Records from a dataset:
_ _ _ _
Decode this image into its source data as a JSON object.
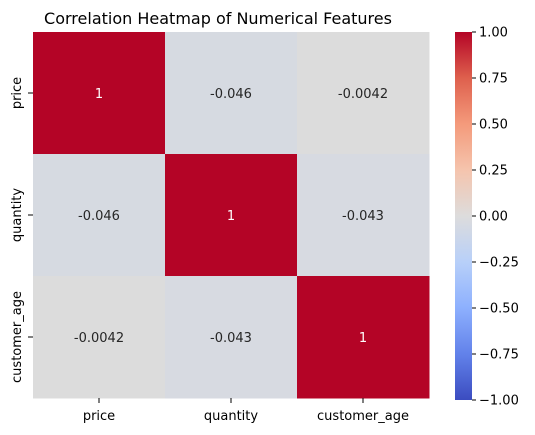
{
  "chart_data": {
    "type": "heatmap",
    "title": "Correlation Heatmap of Numerical Features",
    "rows": [
      "price",
      "quantity",
      "customer_age"
    ],
    "columns": [
      "price",
      "quantity",
      "customer_age"
    ],
    "values": [
      [
        1,
        -0.046,
        -0.0042
      ],
      [
        -0.046,
        1,
        -0.043
      ],
      [
        -0.0042,
        -0.043,
        1
      ]
    ],
    "cell_labels": [
      [
        "1",
        "-0.046",
        "-0.0042"
      ],
      [
        "-0.046",
        "1",
        "-0.043"
      ],
      [
        "-0.0042",
        "-0.043",
        "1"
      ]
    ],
    "colormap": "coolwarm",
    "vmin": -1,
    "vmax": 1,
    "colorbar_ticks": [
      1.0,
      0.75,
      0.5,
      0.25,
      0.0,
      -0.25,
      -0.5,
      -0.75,
      -1.0
    ],
    "colorbar_tick_labels": [
      "1.00",
      "0.75",
      "0.50",
      "0.25",
      "0.00",
      "−0.25",
      "−0.50",
      "−0.75",
      "−1.00"
    ],
    "colors": {
      "cell_1": "#b40426",
      "cell_neg_0046": "#d8dce2",
      "cell_neg_0043": "#d9dce1",
      "cell_neg_0004": "#dedcdb",
      "colorbar_top": "#b40426",
      "colorbar_bottom": "#3b4cc0"
    }
  }
}
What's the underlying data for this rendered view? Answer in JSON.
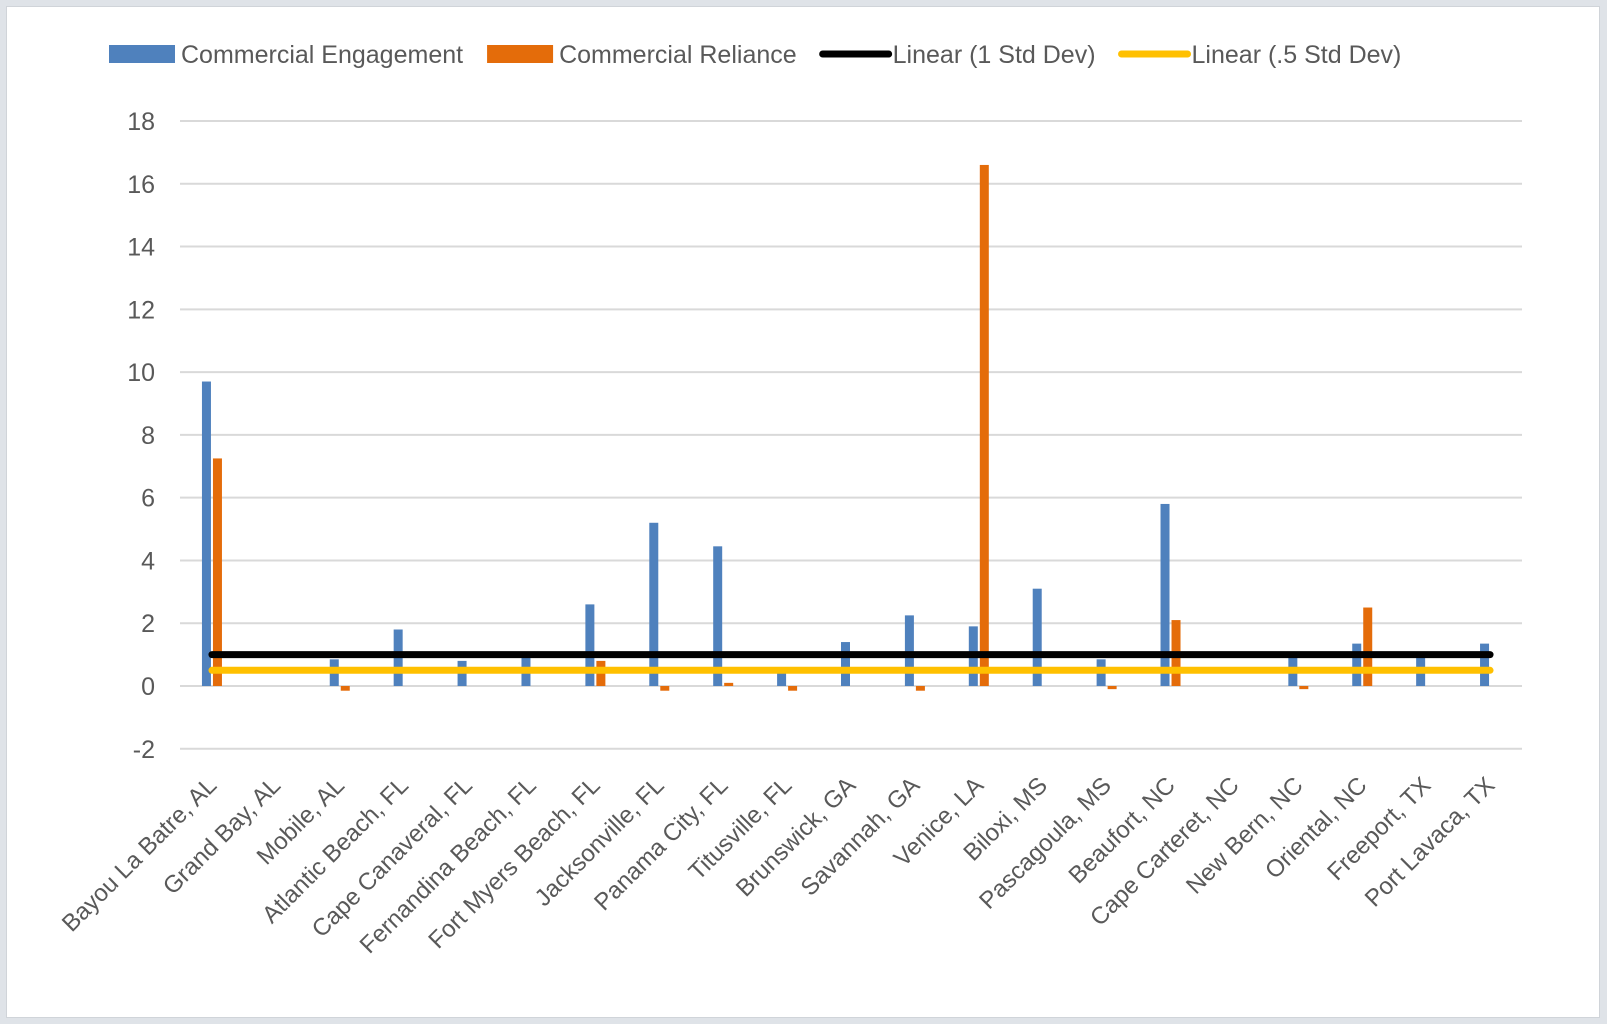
{
  "chart_data": {
    "type": "bar",
    "title": "",
    "xlabel": "",
    "ylabel": "",
    "ylim": [
      -2,
      18
    ],
    "yticks": [
      -2,
      0,
      2,
      4,
      6,
      8,
      10,
      12,
      14,
      16,
      18
    ],
    "grid": true,
    "legend_position": "top",
    "categories": [
      "Bayou La Batre, AL",
      "Grand Bay, AL",
      "Mobile, AL",
      "Atlantic Beach, FL",
      "Cape Canaveral, FL",
      "Fernandina Beach, FL",
      "Fort Myers Beach, FL",
      "Jacksonville, FL",
      "Panama City, FL",
      "Titusville, FL",
      "Brunswick, GA",
      "Savannah, GA",
      "Venice, LA",
      "Biloxi, MS",
      "Pascagoula, MS",
      "Beaufort, NC",
      "Cape Carteret, NC",
      "New Bern, NC",
      "Oriental, NC",
      "Freeport, TX",
      "Port Lavaca, TX"
    ],
    "series": [
      {
        "name": "Commercial Engagement",
        "kind": "bar",
        "color": "#4f81bd",
        "values": [
          9.7,
          0,
          0.85,
          1.8,
          0.8,
          0.9,
          2.6,
          5.2,
          4.45,
          0.5,
          1.4,
          2.25,
          1.9,
          3.1,
          0.85,
          5.8,
          0,
          0.9,
          1.35,
          1.0,
          1.35
        ]
      },
      {
        "name": "Commercial Reliance",
        "kind": "bar",
        "color": "#e46c0a",
        "values": [
          7.25,
          0,
          -0.15,
          0,
          0,
          0,
          0.8,
          -0.15,
          0.1,
          -0.15,
          0,
          -0.15,
          16.6,
          0,
          -0.1,
          2.1,
          0,
          -0.1,
          2.5,
          0,
          0
        ]
      },
      {
        "name": "Linear (1 Std Dev)",
        "kind": "line",
        "color": "#000000",
        "values": [
          1,
          1,
          1,
          1,
          1,
          1,
          1,
          1,
          1,
          1,
          1,
          1,
          1,
          1,
          1,
          1,
          1,
          1,
          1,
          1,
          1
        ]
      },
      {
        "name": "Linear (.5 Std Dev)",
        "kind": "line",
        "color": "#ffc000",
        "values": [
          0.5,
          0.5,
          0.5,
          0.5,
          0.5,
          0.5,
          0.5,
          0.5,
          0.5,
          0.5,
          0.5,
          0.5,
          0.5,
          0.5,
          0.5,
          0.5,
          0.5,
          0.5,
          0.5,
          0.5,
          0.5
        ]
      }
    ],
    "colors": {
      "grid": "#d9d9d9",
      "axis_text": "#595959"
    }
  }
}
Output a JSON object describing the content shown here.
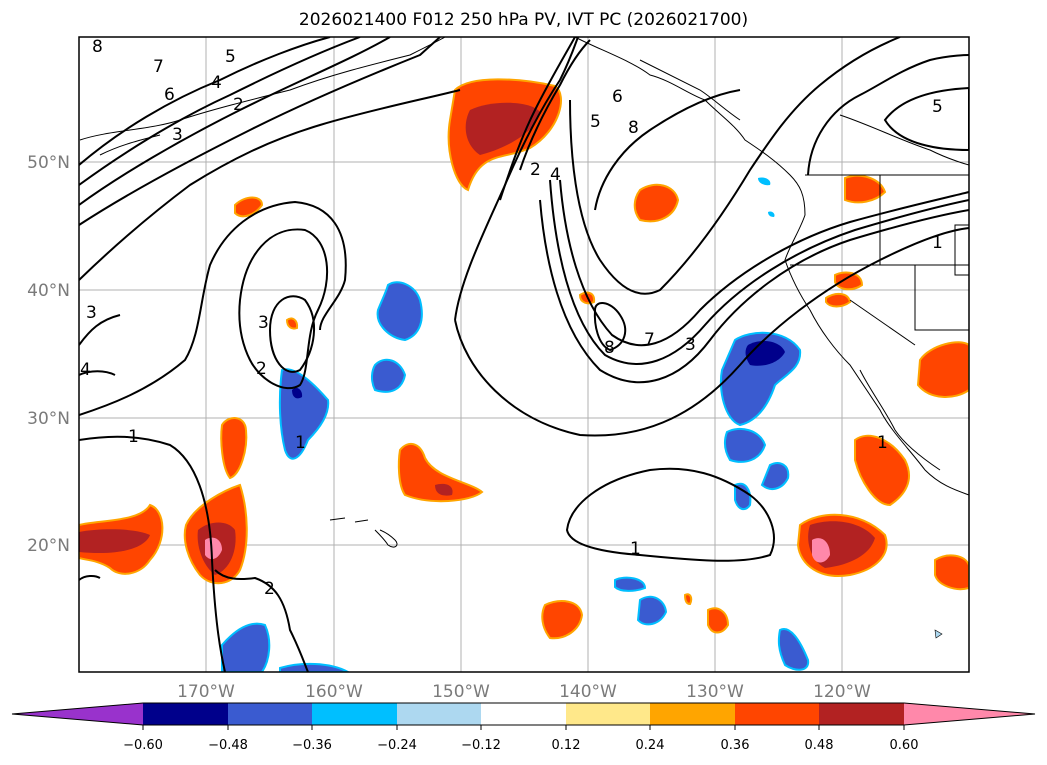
{
  "title": "2026021400 F012 250 hPa PV, IVT PC (2026021700)",
  "longitude_labels": [
    "170°W",
    "160°W",
    "150°W",
    "140°W",
    "130°W",
    "120°W"
  ],
  "latitude_labels": [
    "50°N",
    "40°N",
    "30°N",
    "20°N"
  ],
  "colorbar": {
    "ticks": [
      "−0.60",
      "−0.48",
      "−0.36",
      "−0.24",
      "−0.12",
      "0.12",
      "0.24",
      "0.36",
      "0.48",
      "0.60"
    ],
    "colors": [
      "#9932cc",
      "#00008b",
      "#3a5bd0",
      "#00bfff",
      "#add8f0",
      "#ffffff",
      "#ffe88a",
      "#ffa500",
      "#ff4500",
      "#b22222",
      "#ff88aa"
    ]
  },
  "contour_labels": [
    "8",
    "7",
    "6",
    "4",
    "2",
    "3",
    "3",
    "2",
    "1",
    "2",
    "5",
    "1",
    "2",
    "4",
    "5",
    "6",
    "8",
    "8",
    "7",
    "3",
    "1",
    "3",
    "4",
    "1",
    "1",
    "5"
  ]
}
_ _ _ _
--- Required task ---
Repeat each entry above word for word, leaving every picture out.

--- Answer ---
Decode this image into its source data as a JSON object.
{
  "chart_data": {
    "type": "heatmap",
    "title": "Correlation Heatmap of Numerical Features",
    "rows": [
      "price",
      "quantity",
      "customer_age"
    ],
    "columns": [
      "price",
      "quantity",
      "customer_age"
    ],
    "values": [
      [
        1,
        -0.046,
        -0.0042
      ],
      [
        -0.046,
        1,
        -0.043
      ],
      [
        -0.0042,
        -0.043,
        1
      ]
    ],
    "cell_labels": [
      [
        "1",
        "-0.046",
        "-0.0042"
      ],
      [
        "-0.046",
        "1",
        "-0.043"
      ],
      [
        "-0.0042",
        "-0.043",
        "1"
      ]
    ],
    "colormap": "coolwarm",
    "vmin": -1,
    "vmax": 1,
    "colorbar_ticks": [
      1.0,
      0.75,
      0.5,
      0.25,
      0.0,
      -0.25,
      -0.5,
      -0.75,
      -1.0
    ],
    "colorbar_tick_labels": [
      "1.00",
      "0.75",
      "0.50",
      "0.25",
      "0.00",
      "−0.25",
      "−0.50",
      "−0.75",
      "−1.00"
    ],
    "colors": {
      "cell_1": "#b40426",
      "cell_neg_0046": "#d8dce2",
      "cell_neg_0043": "#d9dce1",
      "cell_neg_0004": "#dedcdb",
      "colorbar_top": "#b40426",
      "colorbar_bottom": "#3b4cc0"
    }
  }
}
What's the underlying data for this rendered view? Answer in JSON.
{
  "chart_data": {
    "type": "bar",
    "title": "",
    "xlabel": "",
    "ylabel": "",
    "ylim": [
      -2,
      18
    ],
    "yticks": [
      -2,
      0,
      2,
      4,
      6,
      8,
      10,
      12,
      14,
      16,
      18
    ],
    "grid": true,
    "legend_position": "top",
    "categories": [
      "Bayou La Batre, AL",
      "Grand Bay, AL",
      "Mobile, AL",
      "Atlantic Beach, FL",
      "Cape Canaveral, FL",
      "Fernandina Beach, FL",
      "Fort Myers Beach, FL",
      "Jacksonville, FL",
      "Panama City, FL",
      "Titusville, FL",
      "Brunswick, GA",
      "Savannah, GA",
      "Venice, LA",
      "Biloxi, MS",
      "Pascagoula, MS",
      "Beaufort, NC",
      "Cape Carteret, NC",
      "New Bern, NC",
      "Oriental, NC",
      "Freeport, TX",
      "Port Lavaca, TX"
    ],
    "series": [
      {
        "name": "Commercial Engagement",
        "kind": "bar",
        "color": "#4f81bd",
        "values": [
          9.7,
          0,
          0.85,
          1.8,
          0.8,
          0.9,
          2.6,
          5.2,
          4.45,
          0.5,
          1.4,
          2.25,
          1.9,
          3.1,
          0.85,
          5.8,
          0,
          0.9,
          1.35,
          1.0,
          1.35
        ]
      },
      {
        "name": "Commercial Reliance",
        "kind": "bar",
        "color": "#e46c0a",
        "values": [
          7.25,
          0,
          -0.15,
          0,
          0,
          0,
          0.8,
          -0.15,
          0.1,
          -0.15,
          0,
          -0.15,
          16.6,
          0,
          -0.1,
          2.1,
          0,
          -0.1,
          2.5,
          0,
          0
        ]
      },
      {
        "name": "Linear (1 Std Dev)",
        "kind": "line",
        "color": "#000000",
        "values": [
          1,
          1,
          1,
          1,
          1,
          1,
          1,
          1,
          1,
          1,
          1,
          1,
          1,
          1,
          1,
          1,
          1,
          1,
          1,
          1,
          1
        ]
      },
      {
        "name": "Linear (.5 Std Dev)",
        "kind": "line",
        "color": "#ffc000",
        "values": [
          0.5,
          0.5,
          0.5,
          0.5,
          0.5,
          0.5,
          0.5,
          0.5,
          0.5,
          0.5,
          0.5,
          0.5,
          0.5,
          0.5,
          0.5,
          0.5,
          0.5,
          0.5,
          0.5,
          0.5,
          0.5
        ]
      }
    ],
    "colors": {
      "grid": "#d9d9d9",
      "axis_text": "#595959"
    }
  }
}
Output a JSON object describing the content shown here.
{
  "title": "2026021400 F012 250 hPa PV, IVT PC (2026021700)",
  "longitude_labels": [
    "170°W",
    "160°W",
    "150°W",
    "140°W",
    "130°W",
    "120°W"
  ],
  "latitude_labels": [
    "50°N",
    "40°N",
    "30°N",
    "20°N"
  ],
  "colorbar": {
    "ticks": [
      "−0.60",
      "−0.48",
      "−0.36",
      "−0.24",
      "−0.12",
      "0.12",
      "0.24",
      "0.36",
      "0.48",
      "0.60"
    ],
    "colors": [
      "#9932cc",
      "#00008b",
      "#3a5bd0",
      "#00bfff",
      "#add8f0",
      "#ffffff",
      "#ffe88a",
      "#ffa500",
      "#ff4500",
      "#b22222",
      "#ff88aa"
    ]
  },
  "contour_labels": [
    "8",
    "7",
    "6",
    "4",
    "2",
    "3",
    "3",
    "2",
    "1",
    "2",
    "5",
    "1",
    "2",
    "4",
    "5",
    "6",
    "8",
    "8",
    "7",
    "3",
    "1",
    "3",
    "4",
    "1",
    "1",
    "5"
  ]
}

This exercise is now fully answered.